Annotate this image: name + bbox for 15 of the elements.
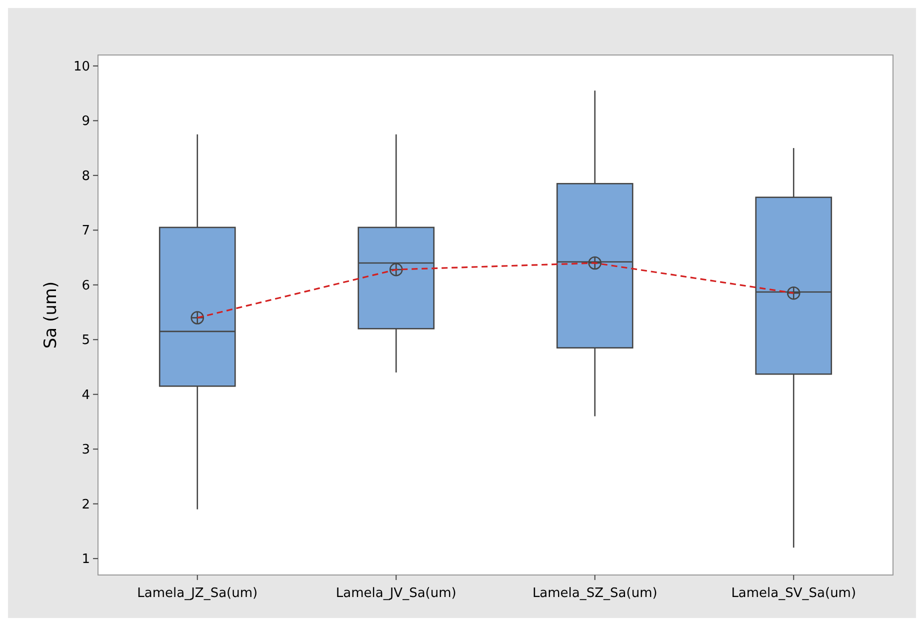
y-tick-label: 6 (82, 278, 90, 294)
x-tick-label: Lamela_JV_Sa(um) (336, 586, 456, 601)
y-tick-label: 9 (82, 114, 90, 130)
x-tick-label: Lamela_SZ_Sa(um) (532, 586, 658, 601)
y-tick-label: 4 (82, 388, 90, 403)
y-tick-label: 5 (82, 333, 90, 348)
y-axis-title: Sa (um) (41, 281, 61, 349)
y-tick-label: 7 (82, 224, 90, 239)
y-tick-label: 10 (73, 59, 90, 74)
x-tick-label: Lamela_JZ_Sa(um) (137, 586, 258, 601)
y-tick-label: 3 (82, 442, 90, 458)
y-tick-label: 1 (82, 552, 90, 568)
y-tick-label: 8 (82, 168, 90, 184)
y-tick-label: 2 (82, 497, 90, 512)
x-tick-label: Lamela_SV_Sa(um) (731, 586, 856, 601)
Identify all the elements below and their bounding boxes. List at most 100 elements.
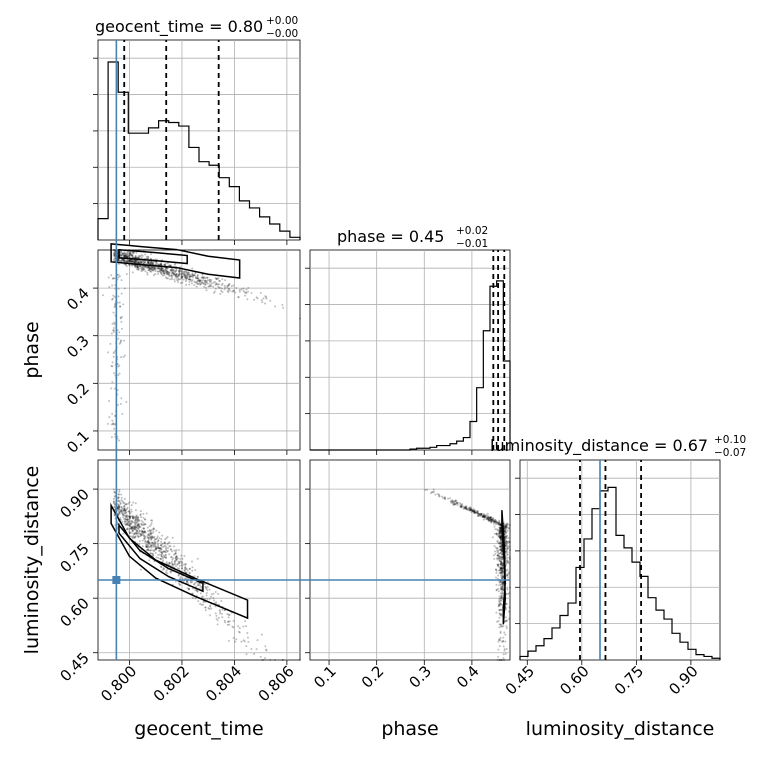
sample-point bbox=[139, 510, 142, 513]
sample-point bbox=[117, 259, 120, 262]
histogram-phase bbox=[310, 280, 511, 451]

------------------------------------

# [Task objective]
Reproduce all of the material above word for word, leaving out the pictures.

# [Exercise result]
Annotate this image: name + bbox for 15 of the elements.
y-tick-label: 6 (82, 278, 90, 294)
x-tick-label: Lamela_JV_Sa(um) (336, 586, 456, 601)
y-tick-label: 9 (82, 114, 90, 130)
x-tick-label: Lamela_SZ_Sa(um) (532, 586, 658, 601)
y-tick-label: 4 (82, 388, 90, 403)
y-tick-label: 5 (82, 333, 90, 348)
y-axis-title: Sa (um) (41, 281, 61, 349)
y-tick-label: 7 (82, 224, 90, 239)
y-tick-label: 10 (73, 59, 90, 74)
x-tick-label: Lamela_JZ_Sa(um) (137, 586, 258, 601)
y-tick-label: 3 (82, 442, 90, 458)
y-tick-label: 1 (82, 552, 90, 568)
y-tick-label: 8 (82, 168, 90, 184)
y-tick-label: 2 (82, 497, 90, 512)
x-tick-label: Lamela_SV_Sa(um) (731, 586, 856, 601)
Identify all the elements below and their bounding boxes. List at most 100 elements.
sample-point bbox=[139, 510, 142, 513]
sample-point bbox=[117, 259, 120, 262]
histogram-phase bbox=[310, 280, 511, 451]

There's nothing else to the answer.